»»
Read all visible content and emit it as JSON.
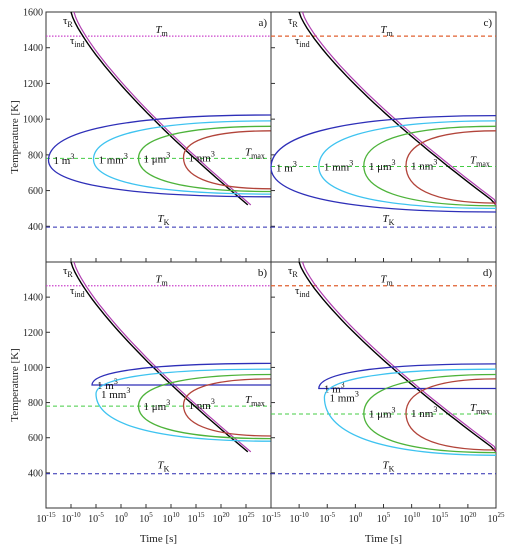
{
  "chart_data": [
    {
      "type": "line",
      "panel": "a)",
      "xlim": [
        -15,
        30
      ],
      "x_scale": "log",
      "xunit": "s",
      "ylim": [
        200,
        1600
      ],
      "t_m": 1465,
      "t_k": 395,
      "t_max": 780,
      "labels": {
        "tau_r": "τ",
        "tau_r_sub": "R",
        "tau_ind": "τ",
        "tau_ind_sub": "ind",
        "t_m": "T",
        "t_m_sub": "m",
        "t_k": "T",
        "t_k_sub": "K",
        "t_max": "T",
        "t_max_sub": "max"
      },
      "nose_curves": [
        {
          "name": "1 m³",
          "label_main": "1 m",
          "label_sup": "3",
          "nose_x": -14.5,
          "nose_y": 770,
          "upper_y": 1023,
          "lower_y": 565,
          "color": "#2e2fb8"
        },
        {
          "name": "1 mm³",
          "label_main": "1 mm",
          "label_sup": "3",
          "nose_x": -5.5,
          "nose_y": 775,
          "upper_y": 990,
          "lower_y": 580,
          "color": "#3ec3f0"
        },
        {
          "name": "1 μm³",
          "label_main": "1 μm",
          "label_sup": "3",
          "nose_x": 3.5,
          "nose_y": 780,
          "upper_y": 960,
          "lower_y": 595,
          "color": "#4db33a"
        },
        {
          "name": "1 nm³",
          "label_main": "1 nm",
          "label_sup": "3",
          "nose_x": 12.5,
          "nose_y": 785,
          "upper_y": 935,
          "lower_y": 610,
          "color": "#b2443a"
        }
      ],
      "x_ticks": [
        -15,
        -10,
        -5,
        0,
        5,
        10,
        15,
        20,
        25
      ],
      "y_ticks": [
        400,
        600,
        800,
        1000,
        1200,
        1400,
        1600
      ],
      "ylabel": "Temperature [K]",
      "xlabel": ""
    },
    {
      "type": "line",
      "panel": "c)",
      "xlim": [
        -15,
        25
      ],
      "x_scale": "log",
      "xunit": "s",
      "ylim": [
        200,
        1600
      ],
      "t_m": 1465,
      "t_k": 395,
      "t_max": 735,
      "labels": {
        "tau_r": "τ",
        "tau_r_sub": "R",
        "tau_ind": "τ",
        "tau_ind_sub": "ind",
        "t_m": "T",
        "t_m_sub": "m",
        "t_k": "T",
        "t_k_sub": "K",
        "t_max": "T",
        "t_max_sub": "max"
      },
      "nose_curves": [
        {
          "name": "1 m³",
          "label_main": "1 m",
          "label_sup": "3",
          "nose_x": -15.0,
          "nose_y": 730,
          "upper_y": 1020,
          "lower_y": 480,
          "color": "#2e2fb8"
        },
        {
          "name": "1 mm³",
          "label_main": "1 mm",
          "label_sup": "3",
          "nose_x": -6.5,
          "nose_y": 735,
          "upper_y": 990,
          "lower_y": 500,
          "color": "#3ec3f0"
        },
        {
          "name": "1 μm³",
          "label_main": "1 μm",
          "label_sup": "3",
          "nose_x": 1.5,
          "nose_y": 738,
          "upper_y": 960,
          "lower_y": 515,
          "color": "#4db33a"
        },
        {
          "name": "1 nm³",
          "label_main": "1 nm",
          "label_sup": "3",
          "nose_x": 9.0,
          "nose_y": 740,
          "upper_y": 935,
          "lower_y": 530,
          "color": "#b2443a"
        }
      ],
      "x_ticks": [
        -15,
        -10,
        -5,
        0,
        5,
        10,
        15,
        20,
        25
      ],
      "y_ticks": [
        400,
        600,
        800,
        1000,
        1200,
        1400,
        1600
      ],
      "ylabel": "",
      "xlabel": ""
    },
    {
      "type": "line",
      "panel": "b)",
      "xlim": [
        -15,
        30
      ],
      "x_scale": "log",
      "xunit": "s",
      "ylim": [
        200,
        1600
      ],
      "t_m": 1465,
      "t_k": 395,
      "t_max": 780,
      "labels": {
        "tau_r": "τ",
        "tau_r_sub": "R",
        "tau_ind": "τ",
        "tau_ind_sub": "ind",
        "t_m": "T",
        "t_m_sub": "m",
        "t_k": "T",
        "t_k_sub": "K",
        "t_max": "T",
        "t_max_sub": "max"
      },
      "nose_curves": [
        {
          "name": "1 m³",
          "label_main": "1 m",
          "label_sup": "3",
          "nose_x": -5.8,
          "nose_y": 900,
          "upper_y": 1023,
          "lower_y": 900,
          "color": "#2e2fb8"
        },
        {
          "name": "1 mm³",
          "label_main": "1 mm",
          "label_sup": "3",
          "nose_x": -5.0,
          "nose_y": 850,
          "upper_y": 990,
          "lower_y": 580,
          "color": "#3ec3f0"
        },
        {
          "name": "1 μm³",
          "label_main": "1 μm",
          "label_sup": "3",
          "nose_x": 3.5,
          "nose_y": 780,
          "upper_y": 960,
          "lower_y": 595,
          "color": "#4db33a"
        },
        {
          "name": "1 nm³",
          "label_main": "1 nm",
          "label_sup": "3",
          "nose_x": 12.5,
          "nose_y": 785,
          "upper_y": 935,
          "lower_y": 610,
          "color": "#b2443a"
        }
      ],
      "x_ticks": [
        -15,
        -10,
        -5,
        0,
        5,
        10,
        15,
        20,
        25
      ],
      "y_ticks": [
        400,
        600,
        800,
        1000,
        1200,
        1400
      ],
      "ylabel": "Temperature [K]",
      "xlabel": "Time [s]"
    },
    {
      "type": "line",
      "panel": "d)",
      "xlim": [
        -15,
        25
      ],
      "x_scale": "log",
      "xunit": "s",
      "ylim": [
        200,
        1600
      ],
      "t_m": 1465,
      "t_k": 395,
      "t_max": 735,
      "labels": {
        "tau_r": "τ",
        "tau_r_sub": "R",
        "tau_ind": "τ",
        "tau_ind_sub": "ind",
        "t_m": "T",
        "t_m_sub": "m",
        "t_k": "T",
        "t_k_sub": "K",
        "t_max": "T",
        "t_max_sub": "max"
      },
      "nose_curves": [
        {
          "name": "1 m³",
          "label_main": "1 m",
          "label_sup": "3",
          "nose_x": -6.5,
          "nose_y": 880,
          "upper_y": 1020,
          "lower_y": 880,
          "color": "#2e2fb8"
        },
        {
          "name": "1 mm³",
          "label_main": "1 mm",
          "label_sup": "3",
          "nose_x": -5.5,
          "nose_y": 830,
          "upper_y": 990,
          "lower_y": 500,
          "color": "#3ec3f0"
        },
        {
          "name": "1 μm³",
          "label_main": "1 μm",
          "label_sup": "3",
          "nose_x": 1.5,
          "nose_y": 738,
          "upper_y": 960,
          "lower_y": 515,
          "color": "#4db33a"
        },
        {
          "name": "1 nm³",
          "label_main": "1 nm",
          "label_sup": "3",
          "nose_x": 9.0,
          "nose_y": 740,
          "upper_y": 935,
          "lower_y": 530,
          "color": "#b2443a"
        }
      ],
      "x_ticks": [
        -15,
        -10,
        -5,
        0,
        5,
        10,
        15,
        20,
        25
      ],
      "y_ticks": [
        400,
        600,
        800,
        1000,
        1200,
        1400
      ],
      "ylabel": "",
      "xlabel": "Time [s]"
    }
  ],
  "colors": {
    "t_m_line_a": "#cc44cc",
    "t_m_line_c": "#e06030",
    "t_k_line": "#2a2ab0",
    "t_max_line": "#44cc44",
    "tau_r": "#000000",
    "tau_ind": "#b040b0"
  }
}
««
»»
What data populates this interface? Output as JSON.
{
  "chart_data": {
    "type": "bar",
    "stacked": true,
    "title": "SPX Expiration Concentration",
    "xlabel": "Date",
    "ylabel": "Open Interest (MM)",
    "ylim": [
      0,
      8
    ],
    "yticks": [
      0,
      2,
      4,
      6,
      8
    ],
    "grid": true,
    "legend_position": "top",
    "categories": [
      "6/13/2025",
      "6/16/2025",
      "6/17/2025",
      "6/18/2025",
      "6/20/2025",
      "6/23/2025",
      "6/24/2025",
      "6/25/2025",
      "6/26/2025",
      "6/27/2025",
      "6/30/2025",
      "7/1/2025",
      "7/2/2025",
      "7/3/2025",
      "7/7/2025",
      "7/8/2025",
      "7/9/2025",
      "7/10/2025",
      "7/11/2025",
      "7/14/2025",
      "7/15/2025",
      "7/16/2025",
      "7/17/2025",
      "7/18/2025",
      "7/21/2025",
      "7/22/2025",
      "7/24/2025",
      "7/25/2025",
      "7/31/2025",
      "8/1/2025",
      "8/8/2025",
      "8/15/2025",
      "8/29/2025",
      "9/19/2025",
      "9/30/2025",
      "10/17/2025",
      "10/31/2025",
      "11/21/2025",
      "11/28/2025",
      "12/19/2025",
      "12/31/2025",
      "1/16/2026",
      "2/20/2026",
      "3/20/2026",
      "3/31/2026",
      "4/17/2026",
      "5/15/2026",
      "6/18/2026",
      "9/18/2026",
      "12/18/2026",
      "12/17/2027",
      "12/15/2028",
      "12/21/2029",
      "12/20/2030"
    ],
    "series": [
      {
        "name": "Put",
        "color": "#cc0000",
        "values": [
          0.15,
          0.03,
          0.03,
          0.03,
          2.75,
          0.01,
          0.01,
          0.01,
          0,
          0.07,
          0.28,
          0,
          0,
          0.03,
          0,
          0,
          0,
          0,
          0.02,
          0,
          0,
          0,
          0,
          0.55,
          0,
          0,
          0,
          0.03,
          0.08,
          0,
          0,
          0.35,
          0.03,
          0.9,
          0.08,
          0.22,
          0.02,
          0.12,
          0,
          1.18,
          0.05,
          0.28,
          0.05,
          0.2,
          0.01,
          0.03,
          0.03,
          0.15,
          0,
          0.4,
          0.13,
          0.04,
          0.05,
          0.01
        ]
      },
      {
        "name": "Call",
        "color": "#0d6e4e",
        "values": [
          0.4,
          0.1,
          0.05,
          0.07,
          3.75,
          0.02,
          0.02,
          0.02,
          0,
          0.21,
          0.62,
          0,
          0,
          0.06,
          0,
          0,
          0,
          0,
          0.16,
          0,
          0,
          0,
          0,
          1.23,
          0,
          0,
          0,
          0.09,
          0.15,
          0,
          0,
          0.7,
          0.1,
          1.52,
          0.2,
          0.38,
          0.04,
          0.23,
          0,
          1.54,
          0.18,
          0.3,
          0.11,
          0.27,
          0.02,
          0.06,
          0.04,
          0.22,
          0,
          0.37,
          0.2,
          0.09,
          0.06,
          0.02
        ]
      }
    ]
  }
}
««
=== INSTRUCTIONS TO FOLLOW ===
Only the number is wanted: how many lines of the material contain the word "JSON"?

=== TASK OUTPUT ===
2